→ Directions
Below are the records; reproduce all of them exactly but without any images.

→ Extracted information
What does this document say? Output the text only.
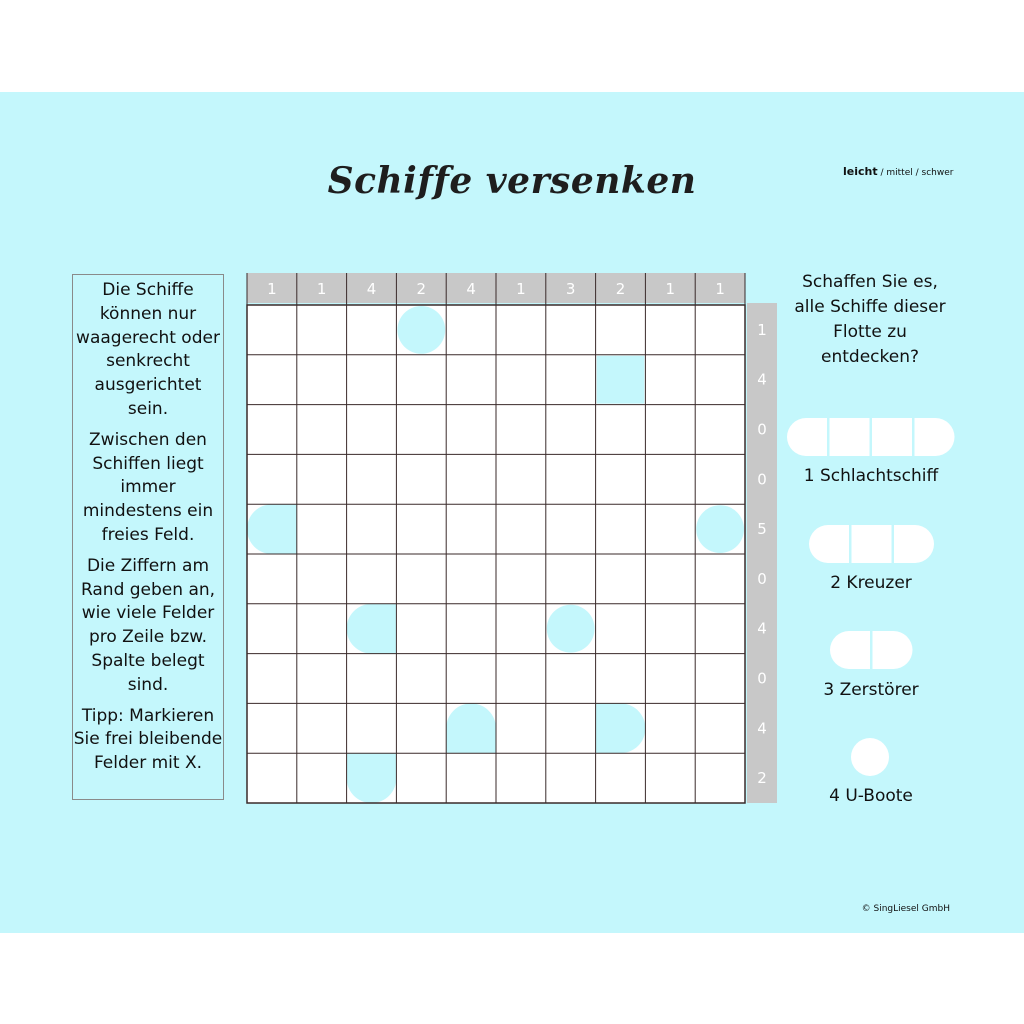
Schiffe versenken	leicht / mittel / schwer

Die Schiffe können nur waagerecht oder senkrecht ausgerichtet sein.

Zwischen den Schiffen liegt immer mindestens ein freies Feld.

Die Ziffern am Rand geben an, wie viele Felder pro Zeile bzw. Spalte belegt sind.

Tipp: Markieren Sie frei bleibende Felder mit X.

1	1	4	2	4	1	3	2	1	1
1
4
0
0
5
0
4
0
4
2
Schaffen Sie es, alle Schiffe dieser Flotte zu entdecken?
1 Schlachtschiff
2 Kreuzer
3 Zerstörer
4 U-Boote
© SingLiesel GmbH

→ Task output
What does this document say? Output the text only.
Schiffe versenken	leicht / mittel / schwer

Die Schiffe können nur waagerecht oder senkrecht ausgerichtet sein.

Zwischen den Schiffen liegt immer mindestens ein freies Feld.

Die Ziffern am Rand geben an, wie viele Felder pro Zeile bzw. Spalte belegt sind.

Tipp: Markieren Sie frei bleibende Felder mit X.

1	1	4	2	4	1	3	2	1	1
1
4
0
0
5
0
4
0
4
2
Schaffen Sie es, alle Schiffe dieser Flotte zu entdecken?
1 Schlachtschiff
2 Kreuzer
3 Zerstörer
4 U-Boote
© SingLiesel GmbH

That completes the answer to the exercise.